▶ Material for the task:
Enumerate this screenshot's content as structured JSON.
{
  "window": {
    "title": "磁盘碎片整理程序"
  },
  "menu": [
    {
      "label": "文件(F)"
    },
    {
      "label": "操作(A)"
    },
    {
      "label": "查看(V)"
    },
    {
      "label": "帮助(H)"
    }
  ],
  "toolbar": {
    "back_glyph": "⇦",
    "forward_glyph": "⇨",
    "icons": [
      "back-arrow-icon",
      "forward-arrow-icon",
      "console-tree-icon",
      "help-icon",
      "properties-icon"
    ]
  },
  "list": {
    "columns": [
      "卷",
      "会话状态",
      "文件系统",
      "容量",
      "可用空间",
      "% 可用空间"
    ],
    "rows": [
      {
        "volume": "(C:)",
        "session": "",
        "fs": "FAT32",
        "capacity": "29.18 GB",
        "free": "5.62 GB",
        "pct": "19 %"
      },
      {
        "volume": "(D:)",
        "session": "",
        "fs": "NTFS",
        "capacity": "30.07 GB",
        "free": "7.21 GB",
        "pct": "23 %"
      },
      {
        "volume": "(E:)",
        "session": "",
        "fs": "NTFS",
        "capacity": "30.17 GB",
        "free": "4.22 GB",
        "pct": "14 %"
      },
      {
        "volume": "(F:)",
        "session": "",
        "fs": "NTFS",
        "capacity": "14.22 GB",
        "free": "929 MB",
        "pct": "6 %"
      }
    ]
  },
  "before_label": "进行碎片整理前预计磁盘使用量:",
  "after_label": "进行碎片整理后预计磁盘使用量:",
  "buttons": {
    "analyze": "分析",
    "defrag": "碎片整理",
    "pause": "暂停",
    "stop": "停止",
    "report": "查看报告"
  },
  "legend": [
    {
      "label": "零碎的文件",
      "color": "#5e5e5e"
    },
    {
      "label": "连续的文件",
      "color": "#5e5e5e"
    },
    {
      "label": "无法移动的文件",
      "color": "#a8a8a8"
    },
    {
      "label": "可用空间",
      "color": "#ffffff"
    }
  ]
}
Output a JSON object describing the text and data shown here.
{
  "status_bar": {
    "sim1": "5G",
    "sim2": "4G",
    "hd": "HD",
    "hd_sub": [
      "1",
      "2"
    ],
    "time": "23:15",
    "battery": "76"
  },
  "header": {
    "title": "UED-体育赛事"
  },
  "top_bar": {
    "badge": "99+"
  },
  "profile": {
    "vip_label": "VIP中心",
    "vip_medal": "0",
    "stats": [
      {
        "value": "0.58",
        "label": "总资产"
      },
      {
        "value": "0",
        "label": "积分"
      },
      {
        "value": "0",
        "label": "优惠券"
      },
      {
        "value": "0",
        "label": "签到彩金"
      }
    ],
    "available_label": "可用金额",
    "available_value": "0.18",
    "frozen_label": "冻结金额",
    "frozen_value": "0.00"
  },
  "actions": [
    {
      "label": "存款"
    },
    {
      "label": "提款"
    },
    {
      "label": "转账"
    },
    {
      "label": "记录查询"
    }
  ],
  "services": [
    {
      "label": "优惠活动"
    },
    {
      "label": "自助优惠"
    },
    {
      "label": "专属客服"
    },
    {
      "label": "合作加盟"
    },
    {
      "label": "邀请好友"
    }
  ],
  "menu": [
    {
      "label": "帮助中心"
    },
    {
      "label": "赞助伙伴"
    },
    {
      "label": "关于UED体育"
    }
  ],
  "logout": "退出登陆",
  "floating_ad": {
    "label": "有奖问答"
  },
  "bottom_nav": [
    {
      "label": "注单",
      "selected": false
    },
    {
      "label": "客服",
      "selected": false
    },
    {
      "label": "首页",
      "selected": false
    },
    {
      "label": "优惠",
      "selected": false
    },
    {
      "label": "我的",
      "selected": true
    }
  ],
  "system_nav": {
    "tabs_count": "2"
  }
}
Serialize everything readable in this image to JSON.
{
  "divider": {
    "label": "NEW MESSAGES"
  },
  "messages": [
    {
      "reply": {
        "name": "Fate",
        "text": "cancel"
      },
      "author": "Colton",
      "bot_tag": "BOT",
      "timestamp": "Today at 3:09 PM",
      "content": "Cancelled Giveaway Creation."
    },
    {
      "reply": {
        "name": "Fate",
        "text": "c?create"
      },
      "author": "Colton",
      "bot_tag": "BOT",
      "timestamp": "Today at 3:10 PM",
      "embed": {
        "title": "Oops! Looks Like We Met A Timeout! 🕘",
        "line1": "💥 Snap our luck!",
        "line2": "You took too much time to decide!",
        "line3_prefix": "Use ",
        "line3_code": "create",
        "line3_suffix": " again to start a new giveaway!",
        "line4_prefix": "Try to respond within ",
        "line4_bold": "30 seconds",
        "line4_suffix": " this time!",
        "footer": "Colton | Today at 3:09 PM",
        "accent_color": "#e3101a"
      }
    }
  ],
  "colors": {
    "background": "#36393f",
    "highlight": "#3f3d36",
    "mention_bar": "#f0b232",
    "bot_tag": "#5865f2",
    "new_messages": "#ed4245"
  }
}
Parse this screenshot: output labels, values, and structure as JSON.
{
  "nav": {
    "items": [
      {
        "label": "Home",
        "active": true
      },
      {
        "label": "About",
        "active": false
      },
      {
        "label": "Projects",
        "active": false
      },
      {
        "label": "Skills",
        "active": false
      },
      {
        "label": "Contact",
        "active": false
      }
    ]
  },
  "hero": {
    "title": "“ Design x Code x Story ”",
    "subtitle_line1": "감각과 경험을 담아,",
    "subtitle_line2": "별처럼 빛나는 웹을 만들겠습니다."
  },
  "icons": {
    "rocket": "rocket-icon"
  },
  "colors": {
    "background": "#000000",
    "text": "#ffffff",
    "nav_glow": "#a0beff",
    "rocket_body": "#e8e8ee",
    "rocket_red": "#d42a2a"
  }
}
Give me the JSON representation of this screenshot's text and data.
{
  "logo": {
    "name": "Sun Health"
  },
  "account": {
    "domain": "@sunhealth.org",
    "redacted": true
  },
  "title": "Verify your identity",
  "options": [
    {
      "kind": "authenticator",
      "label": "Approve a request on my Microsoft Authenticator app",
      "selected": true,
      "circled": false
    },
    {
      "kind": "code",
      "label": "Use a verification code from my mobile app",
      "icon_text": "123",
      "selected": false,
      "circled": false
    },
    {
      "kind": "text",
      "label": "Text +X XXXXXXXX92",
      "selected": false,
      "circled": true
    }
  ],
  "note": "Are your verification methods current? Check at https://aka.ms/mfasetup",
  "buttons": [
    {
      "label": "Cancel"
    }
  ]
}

▶ Problem statement: All of the data must be returned exactly.

▶ Answer to the task:
Enumerate this screenshot's content as structured JSON.
{
  "window": {
    "title": "磁盘碎片整理程序"
  },
  "menu": [
    {
      "label": "文件(F)"
    },
    {
      "label": "操作(A)"
    },
    {
      "label": "查看(V)"
    },
    {
      "label": "帮助(H)"
    }
  ],
  "toolbar": {
    "back_glyph": "⇦",
    "forward_glyph": "⇨",
    "icons": [
      "back-arrow-icon",
      "forward-arrow-icon",
      "console-tree-icon",
      "help-icon",
      "properties-icon"
    ]
  },
  "list": {
    "columns": [
      "卷",
      "会话状态",
      "文件系统",
      "容量",
      "可用空间",
      "% 可用空间"
    ],
    "rows": [
      {
        "volume": "(C:)",
        "session": "",
        "fs": "FAT32",
        "capacity": "29.18 GB",
        "free": "5.62 GB",
        "pct": "19 %"
      },
      {
        "volume": "(D:)",
        "session": "",
        "fs": "NTFS",
        "capacity": "30.07 GB",
        "free": "7.21 GB",
        "pct": "23 %"
      },
      {
        "volume": "(E:)",
        "session": "",
        "fs": "NTFS",
        "capacity": "30.17 GB",
        "free": "4.22 GB",
        "pct": "14 %"
      },
      {
        "volume": "(F:)",
        "session": "",
        "fs": "NTFS",
        "capacity": "14.22 GB",
        "free": "929 MB",
        "pct": "6 %"
      }
    ]
  },
  "before_label": "进行碎片整理前预计磁盘使用量:",
  "after_label": "进行碎片整理后预计磁盘使用量:",
  "buttons": {
    "analyze": "分析",
    "defrag": "碎片整理",
    "pause": "暂停",
    "stop": "停止",
    "report": "查看报告"
  },
  "legend": [
    {
      "label": "零碎的文件",
      "color": "#5e5e5e"
    },
    {
      "label": "连续的文件",
      "color": "#5e5e5e"
    },
    {
      "label": "无法移动的文件",
      "color": "#a8a8a8"
    },
    {
      "label": "可用空间",
      "color": "#ffffff"
    }
  ]
}
Output a JSON object describing the text and data shown here.
{
  "status_bar": {
    "sim1": "5G",
    "sim2": "4G",
    "hd": "HD",
    "hd_sub": [
      "1",
      "2"
    ],
    "time": "23:15",
    "battery": "76"
  },
  "header": {
    "title": "UED-体育赛事"
  },
  "top_bar": {
    "badge": "99+"
  },
  "profile": {
    "vip_label": "VIP中心",
    "vip_medal": "0",
    "stats": [
      {
        "value": "0.58",
        "label": "总资产"
      },
      {
        "value": "0",
        "label": "积分"
      },
      {
        "value": "0",
        "label": "优惠券"
      },
      {
        "value": "0",
        "label": "签到彩金"
      }
    ],
    "available_label": "可用金额",
    "available_value": "0.18",
    "frozen_label": "冻结金额",
    "frozen_value": "0.00"
  },
  "actions": [
    {
      "label": "存款"
    },
    {
      "label": "提款"
    },
    {
      "label": "转账"
    },
    {
      "label": "记录查询"
    }
  ],
  "services": [
    {
      "label": "优惠活动"
    },
    {
      "label": "自助优惠"
    },
    {
      "label": "专属客服"
    },
    {
      "label": "合作加盟"
    },
    {
      "label": "邀请好友"
    }
  ],
  "menu": [
    {
      "label": "帮助中心"
    },
    {
      "label": "赞助伙伴"
    },
    {
      "label": "关于UED体育"
    }
  ],
  "logout": "退出登陆",
  "floating_ad": {
    "label": "有奖问答"
  },
  "bottom_nav": [
    {
      "label": "注单",
      "selected": false
    },
    {
      "label": "客服",
      "selected": false
    },
    {
      "label": "首页",
      "selected": false
    },
    {
      "label": "优惠",
      "selected": false
    },
    {
      "label": "我的",
      "selected": true
    }
  ],
  "system_nav": {
    "tabs_count": "2"
  }
}
Serialize everything readable in this image to JSON.
{
  "divider": {
    "label": "NEW MESSAGES"
  },
  "messages": [
    {
      "reply": {
        "name": "Fate",
        "text": "cancel"
      },
      "author": "Colton",
      "bot_tag": "BOT",
      "timestamp": "Today at 3:09 PM",
      "content": "Cancelled Giveaway Creation."
    },
    {
      "reply": {
        "name": "Fate",
        "text": "c?create"
      },
      "author": "Colton",
      "bot_tag": "BOT",
      "timestamp": "Today at 3:10 PM",
      "embed": {
        "title": "Oops! Looks Like We Met A Timeout! 🕘",
        "line1": "💥 Snap our luck!",
        "line2": "You took too much time to decide!",
        "line3_prefix": "Use ",
        "line3_code": "create",
        "line3_suffix": " again to start a new giveaway!",
        "line4_prefix": "Try to respond within ",
        "line4_bold": "30 seconds",
        "line4_suffix": " this time!",
        "footer": "Colton | Today at 3:09 PM",
        "accent_color": "#e3101a"
      }
    }
  ],
  "colors": {
    "background": "#36393f",
    "highlight": "#3f3d36",
    "mention_bar": "#f0b232",
    "bot_tag": "#5865f2",
    "new_messages": "#ed4245"
  }
}
Parse this screenshot: output labels, values, and structure as JSON.
{
  "nav": {
    "items": [
      {
        "label": "Home",
        "active": true
      },
      {
        "label": "About",
        "active": false
      },
      {
        "label": "Projects",
        "active": false
      },
      {
        "label": "Skills",
        "active": false
      },
      {
        "label": "Contact",
        "active": false
      }
    ]
  },
  "hero": {
    "title": "“ Design x Code x Story ”",
    "subtitle_line1": "감각과 경험을 담아,",
    "subtitle_line2": "별처럼 빛나는 웹을 만들겠습니다."
  },
  "icons": {
    "rocket": "rocket-icon"
  },
  "colors": {
    "background": "#000000",
    "text": "#ffffff",
    "nav_glow": "#a0beff",
    "rocket_body": "#e8e8ee",
    "rocket_red": "#d42a2a"
  }
}
Give me the JSON representation of this screenshot's text and data.
{
  "logo": {
    "name": "Sun Health"
  },
  "account": {
    "domain": "@sunhealth.org",
    "redacted": true
  },
  "title": "Verify your identity",
  "options": [
    {
      "kind": "authenticator",
      "label": "Approve a request on my Microsoft Authenticator app",
      "selected": true,
      "circled": false
    },
    {
      "kind": "code",
      "label": "Use a verification code from my mobile app",
      "icon_text": "123",
      "selected": false,
      "circled": false
    },
    {
      "kind": "text",
      "label": "Text +X XXXXXXXX92",
      "selected": false,
      "circled": true
    }
  ],
  "note": "Are your verification methods current? Check at https://aka.ms/mfasetup",
  "buttons": [
    {
      "label": "Cancel"
    }
  ]
}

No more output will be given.